### STATED EXERCISE
Images must not appear in your copy; reproduce every other part of the records exactly.

[Figure content listings]
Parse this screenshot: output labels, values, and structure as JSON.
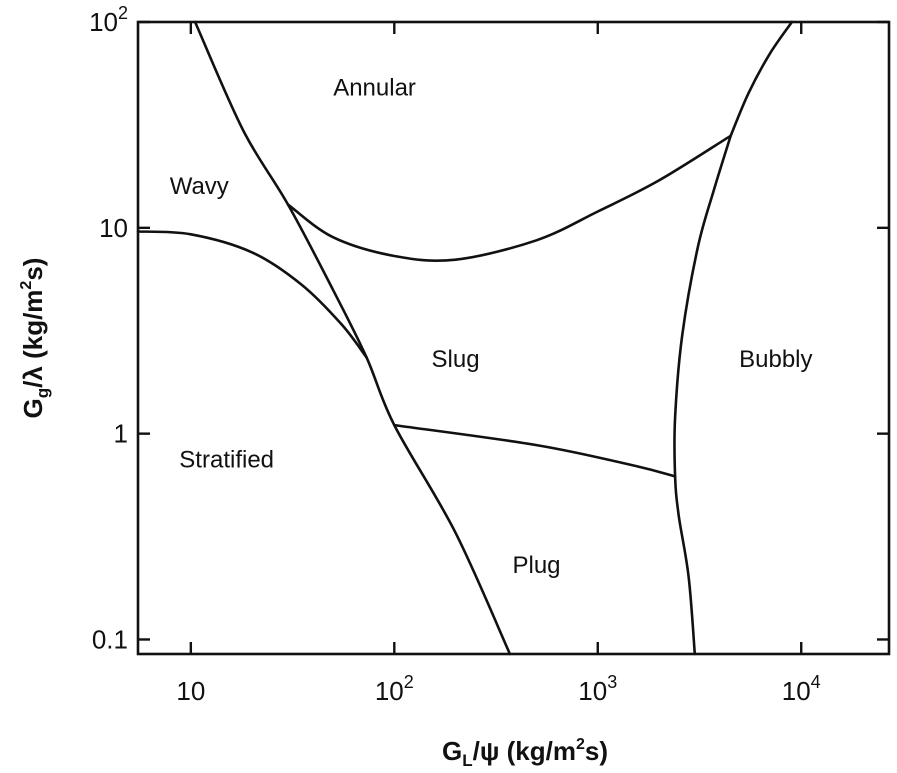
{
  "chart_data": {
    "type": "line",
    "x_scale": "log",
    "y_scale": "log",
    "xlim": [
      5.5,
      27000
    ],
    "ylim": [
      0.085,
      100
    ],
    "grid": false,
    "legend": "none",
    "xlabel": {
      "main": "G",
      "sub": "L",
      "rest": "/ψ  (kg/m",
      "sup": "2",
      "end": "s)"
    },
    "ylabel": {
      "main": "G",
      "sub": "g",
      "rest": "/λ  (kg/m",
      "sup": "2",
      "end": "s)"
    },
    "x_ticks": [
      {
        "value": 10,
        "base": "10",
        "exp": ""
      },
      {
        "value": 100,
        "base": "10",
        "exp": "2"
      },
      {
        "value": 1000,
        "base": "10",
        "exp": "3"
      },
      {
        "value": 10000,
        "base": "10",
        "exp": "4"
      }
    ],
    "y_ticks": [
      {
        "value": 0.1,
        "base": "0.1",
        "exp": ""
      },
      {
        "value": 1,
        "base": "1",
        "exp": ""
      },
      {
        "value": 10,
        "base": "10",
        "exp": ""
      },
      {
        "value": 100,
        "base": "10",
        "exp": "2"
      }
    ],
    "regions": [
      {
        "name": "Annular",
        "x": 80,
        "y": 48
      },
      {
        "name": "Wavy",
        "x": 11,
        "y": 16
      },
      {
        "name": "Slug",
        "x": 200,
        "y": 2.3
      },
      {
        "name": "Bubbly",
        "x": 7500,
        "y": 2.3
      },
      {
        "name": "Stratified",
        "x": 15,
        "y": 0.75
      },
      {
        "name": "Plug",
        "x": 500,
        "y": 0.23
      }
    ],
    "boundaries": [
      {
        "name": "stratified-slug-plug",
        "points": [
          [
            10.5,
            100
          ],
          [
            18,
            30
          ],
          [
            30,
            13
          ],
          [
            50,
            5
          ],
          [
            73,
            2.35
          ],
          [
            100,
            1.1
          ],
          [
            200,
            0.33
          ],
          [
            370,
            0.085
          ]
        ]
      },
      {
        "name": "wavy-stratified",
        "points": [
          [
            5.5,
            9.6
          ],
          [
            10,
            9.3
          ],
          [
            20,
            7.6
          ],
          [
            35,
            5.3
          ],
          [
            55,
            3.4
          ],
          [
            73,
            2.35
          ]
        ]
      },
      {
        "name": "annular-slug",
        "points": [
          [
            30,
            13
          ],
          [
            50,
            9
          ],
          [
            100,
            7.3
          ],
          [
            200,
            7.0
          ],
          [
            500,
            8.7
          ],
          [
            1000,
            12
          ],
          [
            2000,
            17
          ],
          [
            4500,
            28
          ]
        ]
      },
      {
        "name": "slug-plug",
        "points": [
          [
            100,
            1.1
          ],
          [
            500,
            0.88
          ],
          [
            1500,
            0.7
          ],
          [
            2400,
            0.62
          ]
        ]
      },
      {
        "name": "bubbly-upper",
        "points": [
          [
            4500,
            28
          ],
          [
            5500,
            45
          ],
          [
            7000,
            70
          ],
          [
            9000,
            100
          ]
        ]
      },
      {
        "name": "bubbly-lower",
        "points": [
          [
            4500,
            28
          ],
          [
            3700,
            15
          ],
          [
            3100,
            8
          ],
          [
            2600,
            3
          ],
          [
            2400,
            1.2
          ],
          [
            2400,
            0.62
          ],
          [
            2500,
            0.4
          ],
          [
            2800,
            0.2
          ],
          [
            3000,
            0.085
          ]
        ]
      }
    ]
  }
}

### WRITTEN SOLUTION
Parse this screenshot: output labels, values, and structure as JSON.
{
  "chart_data": {
    "type": "line",
    "x_scale": "log",
    "y_scale": "log",
    "xlim": [
      5.5,
      27000
    ],
    "ylim": [
      0.085,
      100
    ],
    "grid": false,
    "legend": "none",
    "xlabel": {
      "main": "G",
      "sub": "L",
      "rest": "/ψ  (kg/m",
      "sup": "2",
      "end": "s)"
    },
    "ylabel": {
      "main": "G",
      "sub": "g",
      "rest": "/λ  (kg/m",
      "sup": "2",
      "end": "s)"
    },
    "x_ticks": [
      {
        "value": 10,
        "base": "10",
        "exp": ""
      },
      {
        "value": 100,
        "base": "10",
        "exp": "2"
      },
      {
        "value": 1000,
        "base": "10",
        "exp": "3"
      },
      {
        "value": 10000,
        "base": "10",
        "exp": "4"
      }
    ],
    "y_ticks": [
      {
        "value": 0.1,
        "base": "0.1",
        "exp": ""
      },
      {
        "value": 1,
        "base": "1",
        "exp": ""
      },
      {
        "value": 10,
        "base": "10",
        "exp": ""
      },
      {
        "value": 100,
        "base": "10",
        "exp": "2"
      }
    ],
    "regions": [
      {
        "name": "Annular",
        "x": 80,
        "y": 48
      },
      {
        "name": "Wavy",
        "x": 11,
        "y": 16
      },
      {
        "name": "Slug",
        "x": 200,
        "y": 2.3
      },
      {
        "name": "Bubbly",
        "x": 7500,
        "y": 2.3
      },
      {
        "name": "Stratified",
        "x": 15,
        "y": 0.75
      },
      {
        "name": "Plug",
        "x": 500,
        "y": 0.23
      }
    ],
    "boundaries": [
      {
        "name": "stratified-slug-plug",
        "points": [
          [
            10.5,
            100
          ],
          [
            18,
            30
          ],
          [
            30,
            13
          ],
          [
            50,
            5
          ],
          [
            73,
            2.35
          ],
          [
            100,
            1.1
          ],
          [
            200,
            0.33
          ],
          [
            370,
            0.085
          ]
        ]
      },
      {
        "name": "wavy-stratified",
        "points": [
          [
            5.5,
            9.6
          ],
          [
            10,
            9.3
          ],
          [
            20,
            7.6
          ],
          [
            35,
            5.3
          ],
          [
            55,
            3.4
          ],
          [
            73,
            2.35
          ]
        ]
      },
      {
        "name": "annular-slug",
        "points": [
          [
            30,
            13
          ],
          [
            50,
            9
          ],
          [
            100,
            7.3
          ],
          [
            200,
            7.0
          ],
          [
            500,
            8.7
          ],
          [
            1000,
            12
          ],
          [
            2000,
            17
          ],
          [
            4500,
            28
          ]
        ]
      },
      {
        "name": "slug-plug",
        "points": [
          [
            100,
            1.1
          ],
          [
            500,
            0.88
          ],
          [
            1500,
            0.7
          ],
          [
            2400,
            0.62
          ]
        ]
      },
      {
        "name": "bubbly-upper",
        "points": [
          [
            4500,
            28
          ],
          [
            5500,
            45
          ],
          [
            7000,
            70
          ],
          [
            9000,
            100
          ]
        ]
      },
      {
        "name": "bubbly-lower",
        "points": [
          [
            4500,
            28
          ],
          [
            3700,
            15
          ],
          [
            3100,
            8
          ],
          [
            2600,
            3
          ],
          [
            2400,
            1.2
          ],
          [
            2400,
            0.62
          ],
          [
            2500,
            0.4
          ],
          [
            2800,
            0.2
          ],
          [
            3000,
            0.085
          ]
        ]
      }
    ]
  }
}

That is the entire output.